- [WHAT YOU WILL DO] Where does the string "text" appear in the records? Copy every line that contains it.

- [THE DATA]
━━━━━━━━━━━━━━━━━━━━━━━━━━━━━━

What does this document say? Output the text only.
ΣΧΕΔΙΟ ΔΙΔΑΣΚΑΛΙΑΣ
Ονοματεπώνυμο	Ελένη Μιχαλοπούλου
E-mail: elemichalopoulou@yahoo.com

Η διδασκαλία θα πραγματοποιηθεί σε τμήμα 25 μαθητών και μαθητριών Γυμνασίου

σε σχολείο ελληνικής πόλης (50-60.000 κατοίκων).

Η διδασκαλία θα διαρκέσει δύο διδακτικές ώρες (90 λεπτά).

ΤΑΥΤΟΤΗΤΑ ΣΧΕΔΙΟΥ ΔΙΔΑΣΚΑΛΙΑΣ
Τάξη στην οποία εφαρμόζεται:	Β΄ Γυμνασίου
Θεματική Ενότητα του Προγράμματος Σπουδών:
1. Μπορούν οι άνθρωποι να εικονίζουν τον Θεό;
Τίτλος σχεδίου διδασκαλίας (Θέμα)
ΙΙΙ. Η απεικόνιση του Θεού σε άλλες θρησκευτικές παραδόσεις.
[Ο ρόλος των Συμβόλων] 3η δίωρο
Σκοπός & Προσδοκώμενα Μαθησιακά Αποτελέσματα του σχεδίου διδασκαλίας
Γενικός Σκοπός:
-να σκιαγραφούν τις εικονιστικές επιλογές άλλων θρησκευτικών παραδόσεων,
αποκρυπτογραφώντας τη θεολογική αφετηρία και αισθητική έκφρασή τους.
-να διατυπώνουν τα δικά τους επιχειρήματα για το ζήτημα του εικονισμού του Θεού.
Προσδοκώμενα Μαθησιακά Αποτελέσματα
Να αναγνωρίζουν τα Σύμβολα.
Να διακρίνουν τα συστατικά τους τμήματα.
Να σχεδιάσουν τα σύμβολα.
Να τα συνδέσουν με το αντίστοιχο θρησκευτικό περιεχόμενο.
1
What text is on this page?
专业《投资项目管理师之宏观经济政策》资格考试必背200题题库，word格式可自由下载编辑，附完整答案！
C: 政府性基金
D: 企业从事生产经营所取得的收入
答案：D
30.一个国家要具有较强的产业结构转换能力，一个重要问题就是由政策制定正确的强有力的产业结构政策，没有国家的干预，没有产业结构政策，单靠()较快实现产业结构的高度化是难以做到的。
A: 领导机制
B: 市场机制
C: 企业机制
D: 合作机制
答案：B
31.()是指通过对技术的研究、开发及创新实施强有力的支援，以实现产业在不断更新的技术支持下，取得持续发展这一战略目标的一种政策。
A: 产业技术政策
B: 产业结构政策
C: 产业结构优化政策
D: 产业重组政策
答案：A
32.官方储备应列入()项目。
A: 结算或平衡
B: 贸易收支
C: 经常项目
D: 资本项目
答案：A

━━━━━━━━━━━━━━━━━━━━━━━━━━━━━━

- [WRITTEN ANSWER]
What does this document say? Output the text only.
What text is on this page?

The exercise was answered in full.